§ EXERCISE
Print the entries below without any alteration, from the line containing "pencil-icon: ✎ bbox=[226, 15, 236, 27]" up to and including the line containing "scroll-left-icon[interactable]: ◂ bbox=[11, 594, 14, 601]".

Begin TASK INPUTS

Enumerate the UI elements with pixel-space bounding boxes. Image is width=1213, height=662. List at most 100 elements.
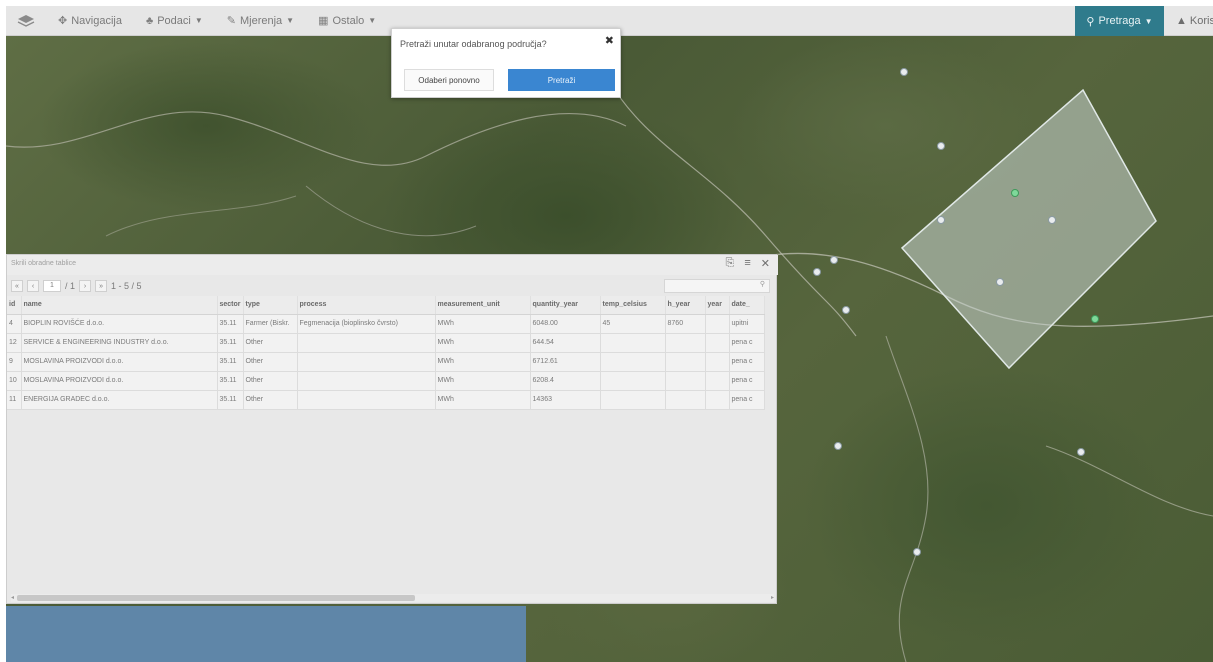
pencil-icon: ✎ bbox=[226, 15, 236, 27]
table-cell: 6712.61 bbox=[530, 352, 601, 372]
layers-icon[interactable] bbox=[6, 6, 46, 36]
page-number-input[interactable]: 1 bbox=[43, 280, 61, 292]
table-cell: 4 bbox=[7, 314, 22, 334]
menu-ostalo-label: Ostalo bbox=[332, 14, 365, 27]
table-cell: 35.11 bbox=[217, 333, 244, 353]
scroll-left-icon[interactable]: ◂ bbox=[11, 594, 14, 601]
menu-ostalo[interactable]: ▦ Ostalo ▼ bbox=[306, 6, 388, 36]
col-header[interactable]: type bbox=[243, 296, 298, 315]
table-cell: MWh bbox=[435, 333, 531, 353]
table-cell: 35.11 bbox=[217, 390, 244, 410]
table-cell: MWh bbox=[435, 390, 531, 410]
table-cell: pena c bbox=[729, 333, 765, 353]
table-cell bbox=[665, 390, 706, 410]
app-frame: ✥ Navigacija ♣ Podaci ▼ ✎ Mjerenja ▼ ▦ O… bbox=[6, 6, 1213, 662]
scroll-right-icon[interactable]: ▸ bbox=[771, 594, 774, 601]
table-row[interactable]: 12 SERVICE & ENGINEERING INDUSTRY d.o.o.… bbox=[7, 333, 765, 353]
user-icon: ▲ bbox=[1176, 15, 1187, 27]
table-cell: 14363 bbox=[530, 390, 601, 410]
col-header[interactable]: measurement_unit bbox=[435, 296, 531, 315]
panel-tools: ⎘ ≡ ✕ bbox=[726, 257, 770, 270]
table-cell: 12 bbox=[7, 333, 22, 353]
menu-mjerenja[interactable]: ✎ Mjerenja ▼ bbox=[215, 6, 306, 36]
table-cell: Other bbox=[243, 390, 298, 410]
table-cell bbox=[665, 352, 706, 372]
table-row[interactable]: 11 ENERGIJA GRADEC d.o.o. 35.11 Other MW… bbox=[7, 390, 765, 410]
table-cell: 35.11 bbox=[217, 314, 244, 334]
table-cell: Other bbox=[243, 333, 298, 353]
table-cell bbox=[600, 352, 666, 372]
search-menu-button[interactable]: ⚲ Pretraga ▼ bbox=[1075, 6, 1164, 36]
table-cell: 11 bbox=[7, 390, 22, 410]
menu-navigacija-label: Navigacija bbox=[71, 14, 122, 27]
attribute-table-panel: Skrili obradne tablice ⎘ ≡ ✕ « ‹ 1 / 1 ›… bbox=[6, 254, 778, 604]
search-confirm-button[interactable]: Pretraži bbox=[508, 69, 615, 91]
table-cell bbox=[665, 371, 706, 391]
table-row[interactable]: 10 MOSLAVINA PROIZVODI d.o.o. 35.11 Othe… bbox=[7, 371, 765, 391]
close-icon[interactable]: ✕ bbox=[761, 257, 770, 270]
col-header[interactable]: id bbox=[7, 296, 22, 315]
table-cell: pena c bbox=[729, 390, 765, 410]
table-cell: 9 bbox=[7, 352, 22, 372]
table-row[interactable]: 9 MOSLAVINA PROIZVODI d.o.o. 35.11 Other… bbox=[7, 352, 765, 372]
table-cell: upitni bbox=[729, 314, 765, 334]
selection-polygon[interactable] bbox=[900, 88, 1157, 370]
table-cell: pena c bbox=[729, 371, 765, 391]
table-cell: MWh bbox=[435, 314, 531, 334]
table-cell bbox=[600, 371, 666, 391]
menu-podaci[interactable]: ♣ Podaci ▼ bbox=[134, 6, 215, 36]
search-icon: ⚲ bbox=[759, 281, 765, 288]
menu-podaci-label: Podaci bbox=[157, 14, 191, 27]
close-icon[interactable]: ✖ bbox=[605, 34, 614, 47]
next-page-icon[interactable]: › bbox=[79, 280, 92, 292]
table-cell: MOSLAVINA PROIZVODI d.o.o. bbox=[21, 371, 218, 391]
table-row[interactable]: 4 BIOPLIN ROVIŠĆE d.o.o. 35.11 Farmer (B… bbox=[7, 314, 765, 334]
table-cell bbox=[705, 390, 730, 410]
table-header-row: id name sector type process measurement_… bbox=[7, 296, 765, 315]
first-page-icon[interactable]: « bbox=[11, 280, 23, 292]
user-menu-button[interactable]: ▲ Korisn bbox=[1170, 6, 1213, 36]
menu-mjerenja-label: Mjerenja bbox=[239, 14, 283, 27]
menu-icon[interactable]: ≡ bbox=[744, 257, 750, 270]
page-total: / 1 bbox=[65, 281, 76, 291]
table-cell bbox=[705, 333, 730, 353]
table-cell bbox=[297, 352, 436, 372]
table-cell: ENERGIJA GRADEC d.o.o. bbox=[21, 390, 218, 410]
search-icon: ⚲ bbox=[1086, 15, 1095, 28]
scrollbar-thumb[interactable] bbox=[17, 595, 415, 601]
col-header[interactable]: process bbox=[297, 296, 436, 315]
table-cell: 45 bbox=[600, 314, 666, 334]
table-cell bbox=[297, 371, 436, 391]
col-header[interactable]: sector bbox=[217, 296, 244, 315]
export-icon[interactable]: ⎘ bbox=[726, 257, 735, 270]
col-header[interactable]: h_year bbox=[665, 296, 706, 315]
table-cell: MWh bbox=[435, 352, 531, 372]
table-cell: 35.11 bbox=[217, 371, 244, 391]
last-page-icon[interactable]: » bbox=[95, 280, 108, 292]
prev-page-icon[interactable]: ‹ bbox=[27, 280, 39, 292]
menu-navigacija[interactable]: ✥ Navigacija bbox=[46, 6, 134, 36]
table-cell: BIOPLIN ROVIŠĆE d.o.o. bbox=[21, 314, 218, 334]
table-cell: Fegmenacija (bioplinsko čvrsto) bbox=[297, 314, 436, 334]
col-header[interactable]: year bbox=[705, 296, 730, 315]
chevron-down-icon: ▼ bbox=[1144, 16, 1153, 26]
crosshair-icon: ✥ bbox=[58, 15, 68, 27]
table-cell: MWh bbox=[435, 371, 531, 391]
table-cell bbox=[705, 352, 730, 372]
pagination-bar: « ‹ 1 / 1 › » 1 - 5 / 5 bbox=[7, 277, 778, 295]
horizontal-scrollbar[interactable]: ◂ ▸ bbox=[11, 594, 774, 602]
table-cell: 644.54 bbox=[530, 333, 601, 353]
search-menu-label: Pretraga bbox=[1098, 15, 1141, 27]
record-range: 1 - 5 / 5 bbox=[111, 281, 142, 291]
grid-icon: ▦ bbox=[318, 15, 329, 27]
reselect-button[interactable]: Odaberi ponovno bbox=[404, 69, 494, 91]
shapes-icon: ♣ bbox=[145, 14, 154, 27]
col-header[interactable]: temp_celsius bbox=[600, 296, 666, 315]
chevron-down-icon: ▼ bbox=[286, 16, 295, 25]
table-search-input[interactable]: ⚲ bbox=[664, 279, 770, 293]
table-cell: Other bbox=[243, 371, 298, 391]
panel-title: Skrili obradne tablice bbox=[11, 260, 76, 267]
col-header[interactable]: date_ bbox=[729, 296, 765, 315]
col-header[interactable]: quantity_year bbox=[530, 296, 601, 315]
col-header[interactable]: name bbox=[21, 296, 218, 315]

End TASK INPUTS

§ SOLUTION TO THIS PROBLEM
pencil-icon: ✎ bbox=[226, 15, 236, 27]
table-cell: 6712.61 bbox=[530, 352, 601, 372]
layers-icon[interactable] bbox=[6, 6, 46, 36]
page-number-input[interactable]: 1 bbox=[43, 280, 61, 292]
table-cell: 4 bbox=[7, 314, 22, 334]
menu-ostalo-label: Ostalo bbox=[332, 14, 365, 27]
table-cell: 35.11 bbox=[217, 333, 244, 353]
scroll-left-icon[interactable]: ◂ bbox=[11, 594, 14, 601]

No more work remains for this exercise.